## Records for processing
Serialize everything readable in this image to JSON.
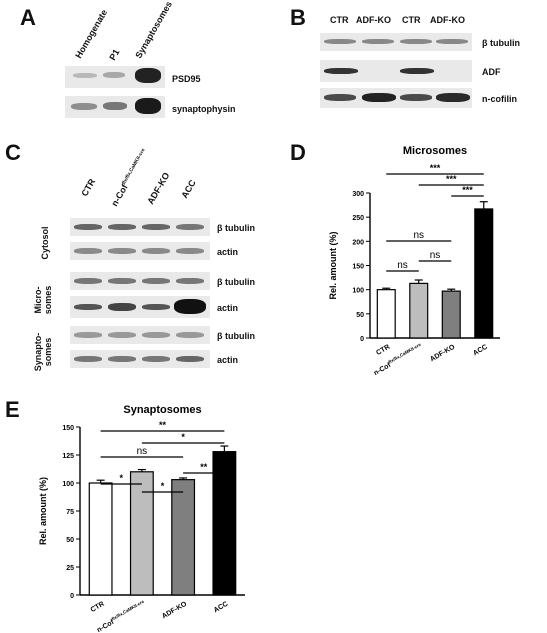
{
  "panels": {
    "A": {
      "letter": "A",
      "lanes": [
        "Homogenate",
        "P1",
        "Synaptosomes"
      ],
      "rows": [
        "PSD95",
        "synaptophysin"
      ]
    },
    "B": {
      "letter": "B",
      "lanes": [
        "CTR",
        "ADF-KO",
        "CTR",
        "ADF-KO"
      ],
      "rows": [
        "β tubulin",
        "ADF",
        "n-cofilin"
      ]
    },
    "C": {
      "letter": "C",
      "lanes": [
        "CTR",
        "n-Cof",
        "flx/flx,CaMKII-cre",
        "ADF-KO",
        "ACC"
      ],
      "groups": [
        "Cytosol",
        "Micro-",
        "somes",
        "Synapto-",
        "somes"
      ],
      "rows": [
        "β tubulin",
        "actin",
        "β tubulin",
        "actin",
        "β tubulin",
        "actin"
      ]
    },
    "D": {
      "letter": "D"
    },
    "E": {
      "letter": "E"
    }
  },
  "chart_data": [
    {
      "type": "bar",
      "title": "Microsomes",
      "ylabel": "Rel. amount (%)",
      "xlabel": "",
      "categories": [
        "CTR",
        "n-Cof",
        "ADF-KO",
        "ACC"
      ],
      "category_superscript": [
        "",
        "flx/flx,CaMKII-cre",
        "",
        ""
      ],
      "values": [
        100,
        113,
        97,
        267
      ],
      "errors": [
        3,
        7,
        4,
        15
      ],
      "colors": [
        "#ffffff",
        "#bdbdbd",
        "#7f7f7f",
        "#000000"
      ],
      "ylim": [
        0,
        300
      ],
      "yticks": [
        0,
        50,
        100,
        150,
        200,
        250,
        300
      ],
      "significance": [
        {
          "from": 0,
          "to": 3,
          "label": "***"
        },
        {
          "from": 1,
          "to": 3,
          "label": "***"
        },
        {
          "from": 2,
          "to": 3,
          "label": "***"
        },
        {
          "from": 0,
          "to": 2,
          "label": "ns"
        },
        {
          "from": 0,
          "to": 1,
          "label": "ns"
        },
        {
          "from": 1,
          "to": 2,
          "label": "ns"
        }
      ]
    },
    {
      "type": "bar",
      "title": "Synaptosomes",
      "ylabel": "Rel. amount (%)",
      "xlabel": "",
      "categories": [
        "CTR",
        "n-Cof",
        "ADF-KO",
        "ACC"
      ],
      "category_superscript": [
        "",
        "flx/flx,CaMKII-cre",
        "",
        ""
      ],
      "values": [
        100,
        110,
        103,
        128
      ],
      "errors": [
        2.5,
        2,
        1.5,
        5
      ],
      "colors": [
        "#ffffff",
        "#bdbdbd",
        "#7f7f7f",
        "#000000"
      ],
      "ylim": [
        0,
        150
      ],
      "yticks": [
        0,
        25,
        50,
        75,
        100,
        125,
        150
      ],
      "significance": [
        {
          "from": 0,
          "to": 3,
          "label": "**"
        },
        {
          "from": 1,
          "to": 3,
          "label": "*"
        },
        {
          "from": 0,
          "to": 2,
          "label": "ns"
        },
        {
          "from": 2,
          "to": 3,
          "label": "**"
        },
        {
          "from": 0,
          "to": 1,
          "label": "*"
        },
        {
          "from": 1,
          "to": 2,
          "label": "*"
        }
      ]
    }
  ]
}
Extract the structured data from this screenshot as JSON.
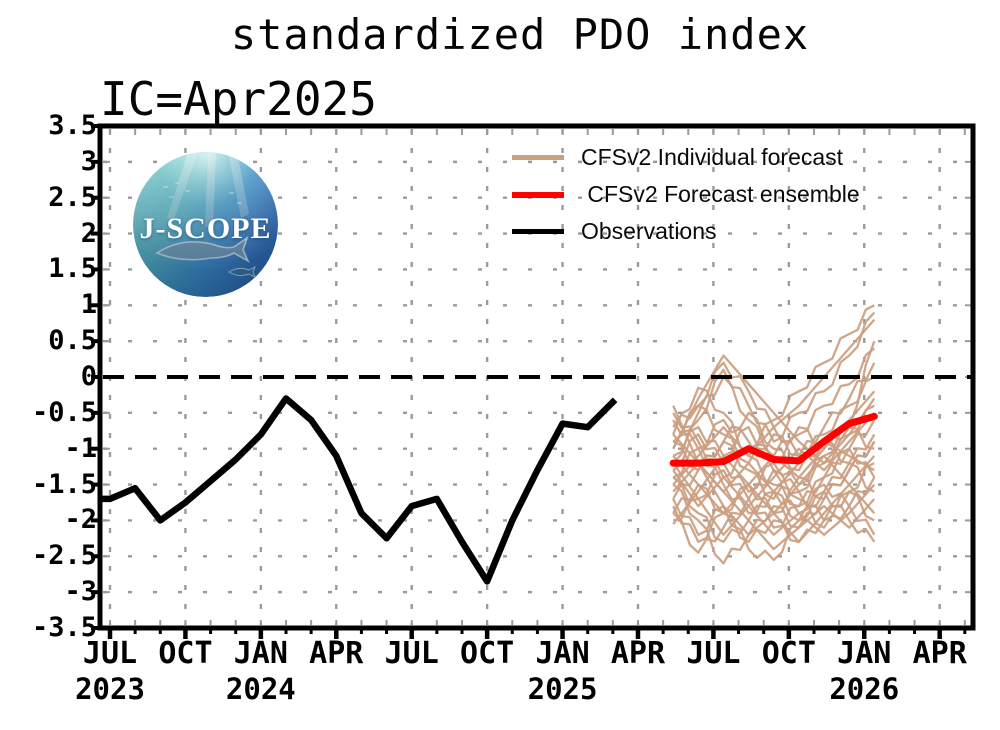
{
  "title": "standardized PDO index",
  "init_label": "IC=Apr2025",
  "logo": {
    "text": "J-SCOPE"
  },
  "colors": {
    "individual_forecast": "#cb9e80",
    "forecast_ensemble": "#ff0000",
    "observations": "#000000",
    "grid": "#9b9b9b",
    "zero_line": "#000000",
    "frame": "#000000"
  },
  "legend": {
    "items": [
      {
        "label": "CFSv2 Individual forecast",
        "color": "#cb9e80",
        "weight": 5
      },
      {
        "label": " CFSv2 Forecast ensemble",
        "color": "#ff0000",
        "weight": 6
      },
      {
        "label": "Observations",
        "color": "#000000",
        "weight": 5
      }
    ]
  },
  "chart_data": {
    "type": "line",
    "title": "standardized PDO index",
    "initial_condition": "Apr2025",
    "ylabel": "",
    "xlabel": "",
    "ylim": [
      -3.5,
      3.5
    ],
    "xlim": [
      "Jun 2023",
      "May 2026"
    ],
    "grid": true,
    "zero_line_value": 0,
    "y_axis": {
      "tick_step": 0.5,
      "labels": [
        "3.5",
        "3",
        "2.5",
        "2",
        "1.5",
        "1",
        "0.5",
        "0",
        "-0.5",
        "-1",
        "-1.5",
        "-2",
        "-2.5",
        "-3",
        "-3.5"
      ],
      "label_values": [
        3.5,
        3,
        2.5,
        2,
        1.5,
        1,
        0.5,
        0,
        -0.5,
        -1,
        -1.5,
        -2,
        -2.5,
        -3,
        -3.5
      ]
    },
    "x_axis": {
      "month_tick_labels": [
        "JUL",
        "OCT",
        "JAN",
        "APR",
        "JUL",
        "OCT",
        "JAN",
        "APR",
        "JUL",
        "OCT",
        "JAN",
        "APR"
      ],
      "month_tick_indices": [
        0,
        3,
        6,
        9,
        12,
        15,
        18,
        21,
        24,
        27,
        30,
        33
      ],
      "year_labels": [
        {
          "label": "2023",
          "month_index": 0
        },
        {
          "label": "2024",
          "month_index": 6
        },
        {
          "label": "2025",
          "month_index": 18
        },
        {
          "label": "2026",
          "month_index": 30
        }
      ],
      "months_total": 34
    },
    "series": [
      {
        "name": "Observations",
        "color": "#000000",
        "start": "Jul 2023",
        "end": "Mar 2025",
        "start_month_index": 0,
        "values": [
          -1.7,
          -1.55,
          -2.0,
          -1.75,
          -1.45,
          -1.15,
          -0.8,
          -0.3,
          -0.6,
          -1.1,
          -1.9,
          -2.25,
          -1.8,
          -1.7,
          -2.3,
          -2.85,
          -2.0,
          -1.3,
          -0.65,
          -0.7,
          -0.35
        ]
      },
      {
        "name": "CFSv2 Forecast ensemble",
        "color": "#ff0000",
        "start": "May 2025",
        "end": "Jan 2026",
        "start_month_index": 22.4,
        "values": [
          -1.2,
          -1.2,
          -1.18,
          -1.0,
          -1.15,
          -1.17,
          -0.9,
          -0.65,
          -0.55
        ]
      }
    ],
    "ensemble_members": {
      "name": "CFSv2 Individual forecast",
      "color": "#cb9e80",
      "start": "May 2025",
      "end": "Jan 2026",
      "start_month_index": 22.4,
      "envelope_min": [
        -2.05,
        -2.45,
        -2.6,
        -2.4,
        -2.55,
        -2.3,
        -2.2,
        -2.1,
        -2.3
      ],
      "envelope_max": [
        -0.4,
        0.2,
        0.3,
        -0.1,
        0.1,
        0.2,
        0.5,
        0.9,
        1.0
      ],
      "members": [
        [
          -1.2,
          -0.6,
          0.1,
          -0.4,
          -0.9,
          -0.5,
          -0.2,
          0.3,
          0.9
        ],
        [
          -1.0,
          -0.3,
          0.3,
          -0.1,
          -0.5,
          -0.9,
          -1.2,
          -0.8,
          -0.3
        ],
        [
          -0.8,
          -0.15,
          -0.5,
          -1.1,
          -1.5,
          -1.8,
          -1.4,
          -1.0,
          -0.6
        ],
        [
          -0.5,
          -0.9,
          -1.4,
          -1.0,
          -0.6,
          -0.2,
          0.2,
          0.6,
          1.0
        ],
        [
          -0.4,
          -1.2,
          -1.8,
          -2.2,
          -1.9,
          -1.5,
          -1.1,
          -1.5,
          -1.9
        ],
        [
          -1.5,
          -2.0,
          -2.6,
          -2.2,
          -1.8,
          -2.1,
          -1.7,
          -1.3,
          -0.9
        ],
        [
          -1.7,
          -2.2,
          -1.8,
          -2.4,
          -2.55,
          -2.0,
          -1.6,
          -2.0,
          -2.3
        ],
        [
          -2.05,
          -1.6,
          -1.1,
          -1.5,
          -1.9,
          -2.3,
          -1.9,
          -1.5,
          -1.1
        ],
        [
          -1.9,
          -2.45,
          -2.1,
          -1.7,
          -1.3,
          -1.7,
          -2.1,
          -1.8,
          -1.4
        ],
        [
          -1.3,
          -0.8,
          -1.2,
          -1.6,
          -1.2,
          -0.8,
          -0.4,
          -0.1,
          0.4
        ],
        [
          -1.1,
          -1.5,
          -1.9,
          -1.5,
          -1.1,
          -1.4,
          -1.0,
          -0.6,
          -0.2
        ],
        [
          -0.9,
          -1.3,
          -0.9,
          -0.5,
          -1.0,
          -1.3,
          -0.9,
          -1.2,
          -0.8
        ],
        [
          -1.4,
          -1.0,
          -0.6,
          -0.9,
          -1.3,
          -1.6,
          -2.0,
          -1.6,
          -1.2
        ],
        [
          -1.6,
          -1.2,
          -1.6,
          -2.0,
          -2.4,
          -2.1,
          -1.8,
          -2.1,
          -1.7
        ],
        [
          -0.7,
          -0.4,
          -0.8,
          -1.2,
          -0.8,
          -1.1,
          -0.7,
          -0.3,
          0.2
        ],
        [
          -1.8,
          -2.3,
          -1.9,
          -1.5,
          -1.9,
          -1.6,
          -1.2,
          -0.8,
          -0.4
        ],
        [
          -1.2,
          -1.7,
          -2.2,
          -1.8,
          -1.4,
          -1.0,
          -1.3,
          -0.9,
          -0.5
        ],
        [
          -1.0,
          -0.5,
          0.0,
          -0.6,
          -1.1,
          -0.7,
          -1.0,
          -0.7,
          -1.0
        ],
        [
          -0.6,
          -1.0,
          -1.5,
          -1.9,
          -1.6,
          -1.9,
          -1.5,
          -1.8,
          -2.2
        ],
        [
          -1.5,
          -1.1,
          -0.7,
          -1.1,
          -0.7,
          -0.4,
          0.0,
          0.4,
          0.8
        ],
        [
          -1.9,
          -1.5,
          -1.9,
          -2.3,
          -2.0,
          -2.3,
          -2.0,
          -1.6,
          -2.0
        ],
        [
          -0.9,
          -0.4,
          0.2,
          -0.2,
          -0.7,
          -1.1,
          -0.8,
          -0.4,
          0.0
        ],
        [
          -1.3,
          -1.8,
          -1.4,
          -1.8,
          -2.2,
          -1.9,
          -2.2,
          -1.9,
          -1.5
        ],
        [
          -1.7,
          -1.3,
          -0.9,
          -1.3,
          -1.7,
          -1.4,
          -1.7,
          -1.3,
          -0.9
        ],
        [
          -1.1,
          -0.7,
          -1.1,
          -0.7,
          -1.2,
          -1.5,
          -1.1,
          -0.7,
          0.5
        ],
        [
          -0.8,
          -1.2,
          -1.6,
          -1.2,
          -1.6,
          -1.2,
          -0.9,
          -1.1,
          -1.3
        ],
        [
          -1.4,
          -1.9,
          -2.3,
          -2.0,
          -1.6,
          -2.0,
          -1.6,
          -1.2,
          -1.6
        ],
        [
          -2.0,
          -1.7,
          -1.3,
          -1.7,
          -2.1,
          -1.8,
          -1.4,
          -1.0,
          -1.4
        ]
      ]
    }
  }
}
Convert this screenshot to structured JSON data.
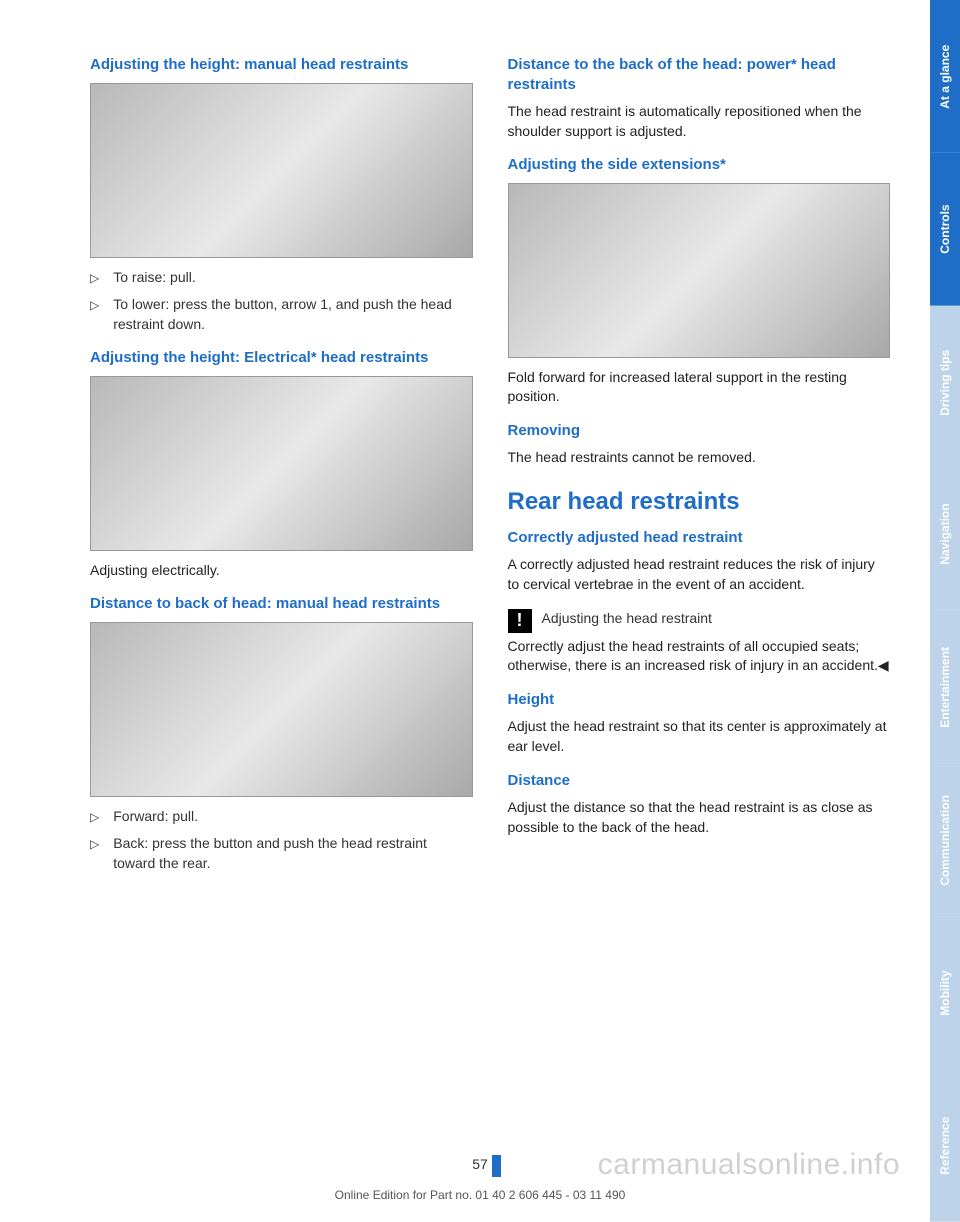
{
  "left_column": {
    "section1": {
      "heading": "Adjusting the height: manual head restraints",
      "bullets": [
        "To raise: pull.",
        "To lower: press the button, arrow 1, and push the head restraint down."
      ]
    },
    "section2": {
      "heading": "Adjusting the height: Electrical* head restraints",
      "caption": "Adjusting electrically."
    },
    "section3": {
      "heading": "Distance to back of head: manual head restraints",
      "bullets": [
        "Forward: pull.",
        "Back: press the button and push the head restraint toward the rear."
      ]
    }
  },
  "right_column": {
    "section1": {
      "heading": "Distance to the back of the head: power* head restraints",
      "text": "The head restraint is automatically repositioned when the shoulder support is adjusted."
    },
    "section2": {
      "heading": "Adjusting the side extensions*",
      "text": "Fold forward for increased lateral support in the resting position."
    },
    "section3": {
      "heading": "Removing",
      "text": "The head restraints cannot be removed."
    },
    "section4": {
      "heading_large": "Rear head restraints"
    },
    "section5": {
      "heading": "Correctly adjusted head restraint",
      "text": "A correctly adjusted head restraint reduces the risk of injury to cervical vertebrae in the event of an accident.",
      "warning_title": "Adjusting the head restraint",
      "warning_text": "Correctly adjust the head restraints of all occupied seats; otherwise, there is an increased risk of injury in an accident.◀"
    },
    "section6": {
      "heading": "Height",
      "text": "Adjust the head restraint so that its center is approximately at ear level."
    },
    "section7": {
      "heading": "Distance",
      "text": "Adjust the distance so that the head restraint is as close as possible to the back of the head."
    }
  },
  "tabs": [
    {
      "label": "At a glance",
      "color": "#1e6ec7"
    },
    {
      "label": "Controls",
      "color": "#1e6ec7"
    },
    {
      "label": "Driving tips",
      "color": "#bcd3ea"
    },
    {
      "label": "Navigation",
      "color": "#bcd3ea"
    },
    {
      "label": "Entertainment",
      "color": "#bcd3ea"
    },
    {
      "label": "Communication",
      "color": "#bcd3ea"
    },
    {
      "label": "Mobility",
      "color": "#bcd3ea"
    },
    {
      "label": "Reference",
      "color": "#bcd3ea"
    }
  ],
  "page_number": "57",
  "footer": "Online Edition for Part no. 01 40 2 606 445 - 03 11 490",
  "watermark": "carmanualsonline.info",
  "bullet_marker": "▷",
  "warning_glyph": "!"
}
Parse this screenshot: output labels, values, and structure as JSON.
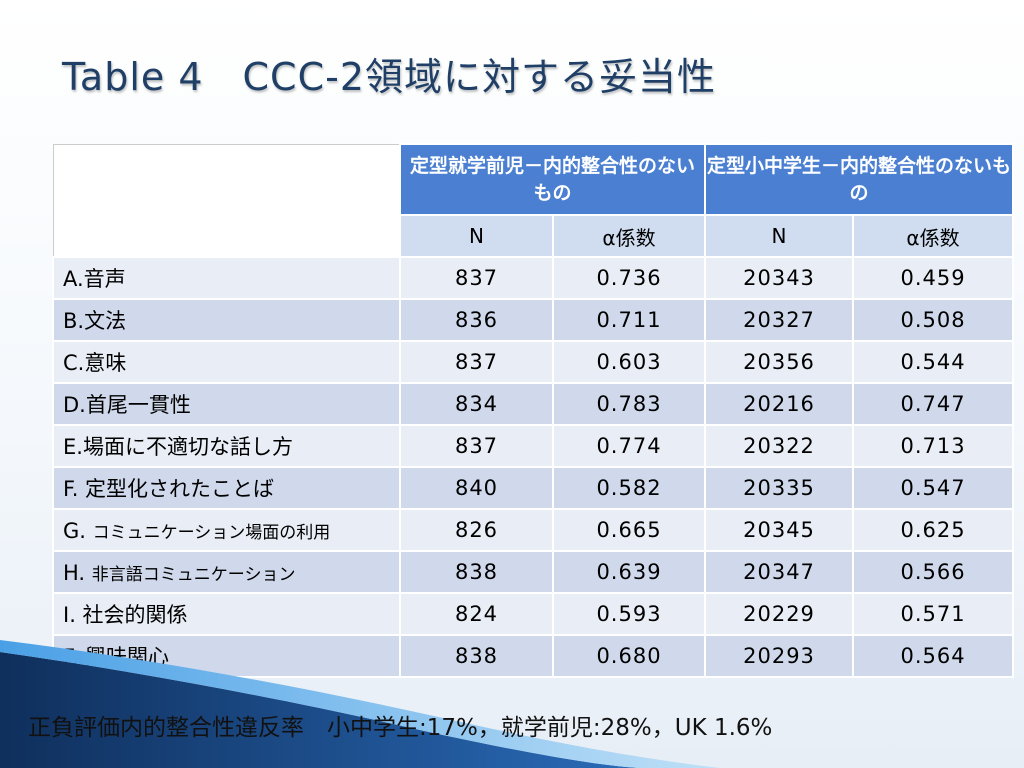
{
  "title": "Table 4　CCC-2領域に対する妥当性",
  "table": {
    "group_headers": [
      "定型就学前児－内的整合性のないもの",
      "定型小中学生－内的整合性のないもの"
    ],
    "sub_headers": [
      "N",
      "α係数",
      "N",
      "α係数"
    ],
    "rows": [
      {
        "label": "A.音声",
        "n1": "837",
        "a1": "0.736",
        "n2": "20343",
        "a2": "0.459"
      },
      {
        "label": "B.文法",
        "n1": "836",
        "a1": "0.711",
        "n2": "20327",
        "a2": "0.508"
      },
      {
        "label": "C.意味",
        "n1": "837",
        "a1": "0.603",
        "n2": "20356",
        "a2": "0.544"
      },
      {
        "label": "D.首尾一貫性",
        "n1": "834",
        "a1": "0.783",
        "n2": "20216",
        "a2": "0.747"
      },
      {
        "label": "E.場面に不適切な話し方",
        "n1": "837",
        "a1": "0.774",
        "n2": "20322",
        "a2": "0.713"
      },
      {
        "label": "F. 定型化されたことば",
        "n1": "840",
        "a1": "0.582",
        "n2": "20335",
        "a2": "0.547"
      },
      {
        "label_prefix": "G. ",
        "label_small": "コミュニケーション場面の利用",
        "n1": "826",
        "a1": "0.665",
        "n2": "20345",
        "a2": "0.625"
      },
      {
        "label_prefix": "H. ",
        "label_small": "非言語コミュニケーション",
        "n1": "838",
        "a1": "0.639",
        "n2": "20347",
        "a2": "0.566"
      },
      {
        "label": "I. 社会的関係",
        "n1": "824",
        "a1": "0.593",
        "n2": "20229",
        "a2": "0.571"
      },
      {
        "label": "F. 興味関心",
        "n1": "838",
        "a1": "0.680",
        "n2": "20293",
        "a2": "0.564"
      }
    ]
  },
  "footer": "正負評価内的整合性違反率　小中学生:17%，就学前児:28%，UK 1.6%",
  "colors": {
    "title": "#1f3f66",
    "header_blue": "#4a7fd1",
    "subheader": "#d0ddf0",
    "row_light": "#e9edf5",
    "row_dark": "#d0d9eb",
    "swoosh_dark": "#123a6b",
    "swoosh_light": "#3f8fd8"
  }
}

## Task directions
Tally the lines of the listing that include "JSON". Reply with nothing but the count.

## Response
4